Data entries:
** Start **
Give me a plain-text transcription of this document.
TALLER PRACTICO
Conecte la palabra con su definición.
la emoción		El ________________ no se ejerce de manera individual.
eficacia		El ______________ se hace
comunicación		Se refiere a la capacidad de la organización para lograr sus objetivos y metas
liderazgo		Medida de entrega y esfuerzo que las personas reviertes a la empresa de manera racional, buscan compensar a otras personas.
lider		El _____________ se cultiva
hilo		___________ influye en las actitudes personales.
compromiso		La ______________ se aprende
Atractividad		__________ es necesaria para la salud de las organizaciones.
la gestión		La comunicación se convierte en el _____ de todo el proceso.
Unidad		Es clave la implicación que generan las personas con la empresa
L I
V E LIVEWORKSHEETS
** End **
> _Your task_:
Reproduce the entire listing word for word.

> _Complete answer_:
Give me a plain-text transcription of this document.
TALLER PRACTICO
Conecte la palabra con su definición.
la emoción		El ________________ no se ejerce de manera individual.
eficacia		El ______________ se hace
comunicación		Se refiere a la capacidad de la organización para lograr sus objetivos y metas
liderazgo		Medida de entrega y esfuerzo que las personas reviertes a la empresa de manera racional, buscan compensar a otras personas.
lider		El _____________ se cultiva
hilo		___________ influye en las actitudes personales.
compromiso		La ______________ se aprende
Atractividad		__________ es necesaria para la salud de las organizaciones.
la gestión		La comunicación se convierte en el _____ de todo el proceso.
Unidad		Es clave la implicación que generan las personas con la empresa
L I
V E LIVEWORKSHEETS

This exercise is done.